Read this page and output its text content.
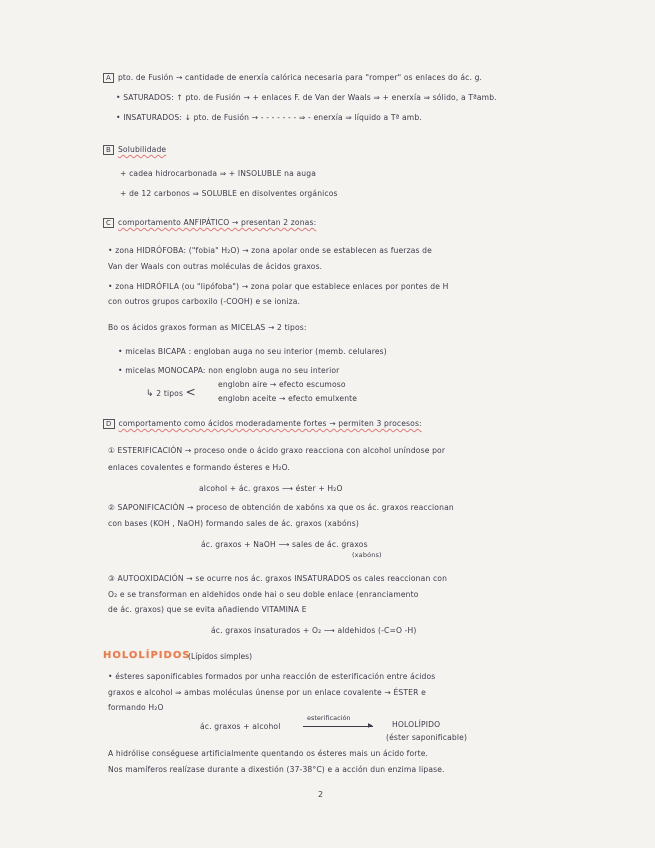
A pto. de Fusión → cantidade de enerxía calórica necesaria para "romper" os enlaces do ác. g.
• SATURADOS: ↑ pto. de Fusión → + enlaces F. de Van der Waals ⇒ + enerxía ⇒ sólido, a Tªamb.
• INSATURADOS: ↓ pto. de Fusión → - - - - - - - ⇒ - enerxía ⇒ líquido a Tª amb.
B Solubilidade
+ cadea hidrocarbonada ⇒ + INSOLUBLE na auga
+ de 12 carbonos ⇒ SOLUBLE en disolventes orgánicos
C comportamento ANFIPÁTICO → presentan 2 zonas:
• zona HIDRÓFOBA: ("fobia" H₂O) → zona apolar onde se establecen as fuerzas de
Van der Waals con outras moléculas de ácidos graxos.
• zona HIDRÓFILA (ou "lipófoba") → zona polar que establece enlaces por pontes de H
con outros grupos carboxilo (-COOH) e se ioniza.
Bo os ácidos graxos forman as MICELAS → 2 tipos:
• micelas BICAPA : engloban auga no seu interior (memb. celulares)
• micelas MONOCAPA: non englobn auga no seu interior
↳ 2 tipos <
englobn aire → efecto escumoso
englobn aceite → efecto emulxente
D comportamento como ácidos moderadamente fortes → permiten 3 procesos:
① ESTERIFICACIÓN → proceso onde o ácido graxo reacciona con alcohol uníndose por
enlaces covalentes e formando ésteres e H₂O.
alcohol + ác. graxos ⟶ éster + H₂O
② SAPONIFICACIÓN → proceso de obtención de xabóns xa que os ác. graxos reaccionan
con bases (KOH , NaOH) formando sales de ác. graxos (xabóns)
ác. graxos + NaOH ⟶ sales de ác. graxos
(xabóns)
③ AUTOOXIDACIÓN → se ocurre nos ác. graxos INSATURADOS os cales reaccionan con
O₂ e se transforman en aldehidos onde hai o seu doble enlace (enranciamento
de ác. graxos) que se evita añadiendo VITAMINA E
ác. graxos insaturados + O₂ ⟶ aldehidos (-C=O -H)
HOLOLÍPIDOS
(Lípidos simples)
• ésteres saponificables formados por unha reacción de esterificación entre ácidos
graxos e alcohol ⇒ ambas moléculas únense por un enlace covalente → ÉSTER e
formando H₂O
ác. graxos + alcohol
esterificación
▶	HOLOLÍPIDO
(éster saponificable)
A hidrólise conséguese artificialmente quentando os ésteres mais un ácido forte.
Nos mamíferos realízase durante a dixestión (37-38°C) e a acción dun enzima lipase.
2
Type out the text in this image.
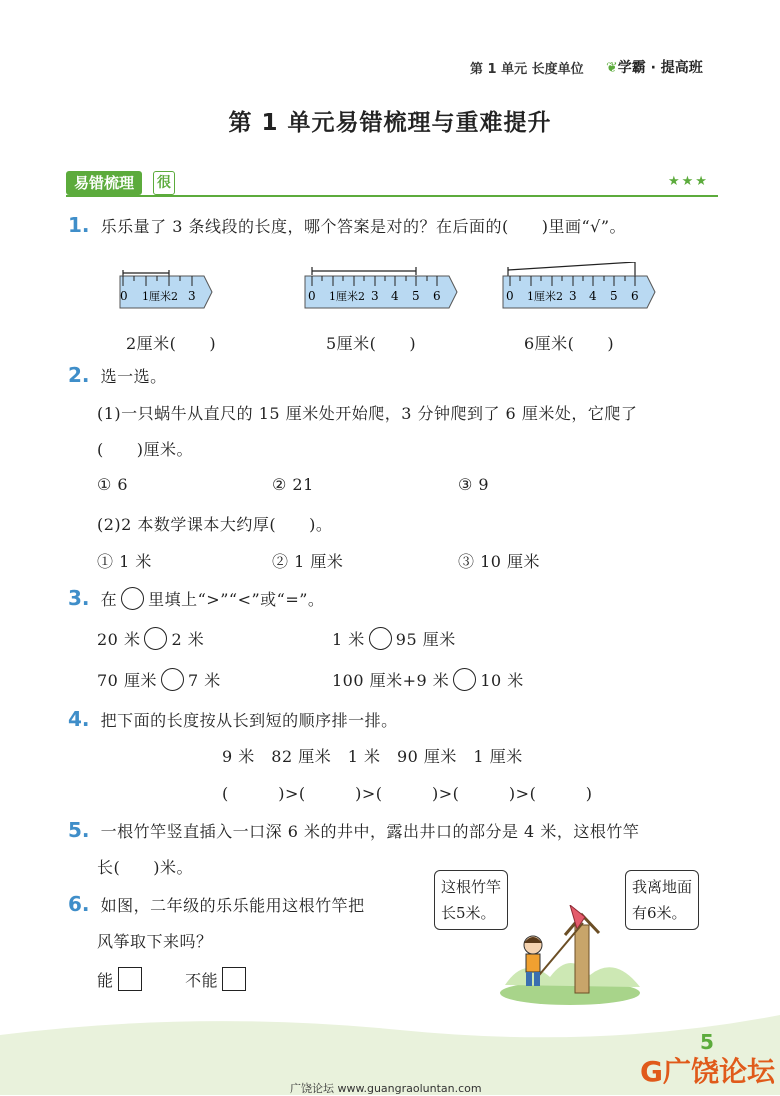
第 1 单元 长度单位 ❦学霸 · 提高班
第 1 单元易错梳理与重难提升
易错梳理	很	★★★
1. 乐乐量了 3 条线段的长度，哪个答案是对的？在后面的(　　)里画“√”。
0 1厘米2 3
2厘米(　　)
0 1厘米2 3 4 5 6
5厘米(　　)
0 1厘米2 3 4 5 6
6厘米(　　)
2. 选一选。
(1)一只蜗牛从直尺的 15 厘米处开始爬，3 分钟爬到了 6 厘米处，它爬了
(　　)厘米。
① 6	② 21	③ 9
(2)2 本数学课本大约厚(　　)。
① 1 米	② 1 厘米	③ 10 厘米
3. 在 里填上“>”“<”或“=”。
20 米 2 米	1 米 95 厘米
70 厘米 7 米	100 厘米+9 米 10 米
4. 把下面的长度按从长到短的顺序排一排。
9 米　82 厘米　1 米　90 厘米　1 厘米
(　　　)>(　　　)>(　　　)>(　　　)>(　　　)
5. 一根竹竿竖直插入一口深 6 米的井中，露出井口的部分是 4 米，这根竹竿
长(　　)米。
6. 如图，二年级的乐乐能用这根竹竿把
风筝取下来吗？
能	不能
这根竹竿
长5米。
我离地面
有6米。
5
广饶论坛 www.guangraoluntan.com
G广饶论坛
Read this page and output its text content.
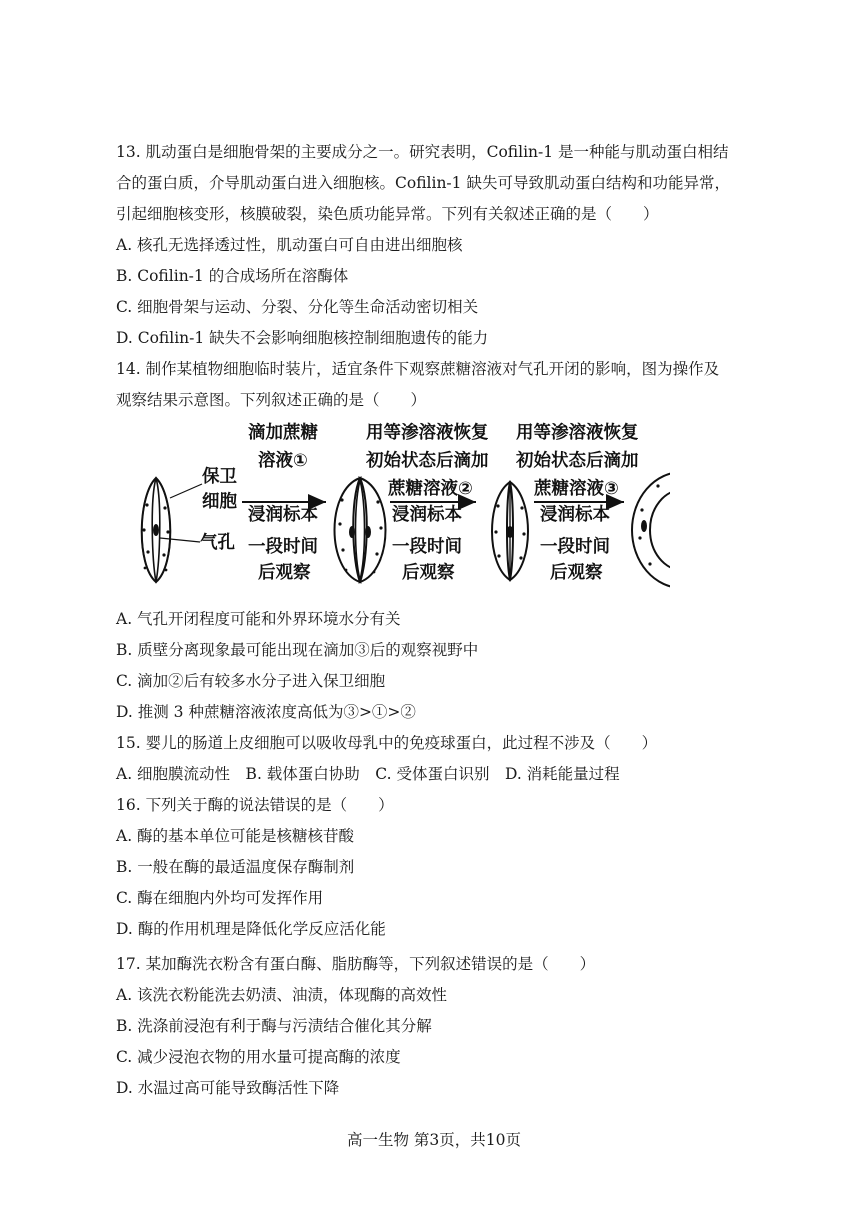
13. 肌动蛋白是细胞骨架的主要成分之一。研究表明，Cofilin-1 是一种能与肌动蛋白相结
合的蛋白质，介导肌动蛋白进入细胞核。Cofilin-1 缺失可导致肌动蛋白结构和功能异常，
引起细胞核变形，核膜破裂，染色质功能异常。下列有关叙述正确的是（　　）
A. 核孔无选择透过性，肌动蛋白可自由进出细胞核
B. Cofilin-1 的合成场所在溶酶体
C. 细胞骨架与运动、分裂、分化等生命活动密切相关
D. Cofilin-1 缺失不会影响细胞核控制细胞遗传的能力
14. 制作某植物细胞临时装片，适宜条件下观察蔗糖溶液对气孔开闭的影响，图为操作及
观察结果示意图。下列叙述正确的是（　　）
保卫
细胞
气孔
滴加蔗糖
溶液①
浸润标本
一段时间
后观察
用等渗溶液恢复
初始状态后滴加
蔗糖溶液②
浸润标本
一段时间
后观察
用等渗溶液恢复
初始状态后滴加
蔗糖溶液③
浸润标本
一段时间
后观察
A. 气孔开闭程度可能和外界环境水分有关
B. 质壁分离现象最可能出现在滴加③后的观察视野中
C. 滴加②后有较多水分子进入保卫细胞
D. 推测 3 种蔗糖溶液浓度高低为③>①>②
15. 婴儿的肠道上皮细胞可以吸收母乳中的免疫球蛋白，此过程不涉及（　　）
A. 细胞膜流动性　B. 载体蛋白协助　C. 受体蛋白识别　D. 消耗能量过程
16. 下列关于酶的说法错误的是（　　）
A. 酶的基本单位可能是核糖核苷酸
B. 一般在酶的最适温度保存酶制剂
C. 酶在细胞内外均可发挥作用
D. 酶的作用机理是降低化学反应活化能
17. 某加酶洗衣粉含有蛋白酶、脂肪酶等，下列叙述错误的是（　　）
A. 该洗衣粉能洗去奶渍、油渍，体现酶的高效性
B. 洗涤前浸泡有利于酶与污渍结合催化其分解
C. 减少浸泡衣物的用水量可提高酶的浓度
D. 水温过高可能导致酶活性下降
高一生物 第3页，共10页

═══

EXERCISE OBJECTIVE: Wherever the string "sales" appears in the entries above, list that line.

TASK RESULT:
con bases (KOH , NaOH) formando sales de ác. graxos (xabóns)
ác. graxos + NaOH ⟶ sales de ác. graxos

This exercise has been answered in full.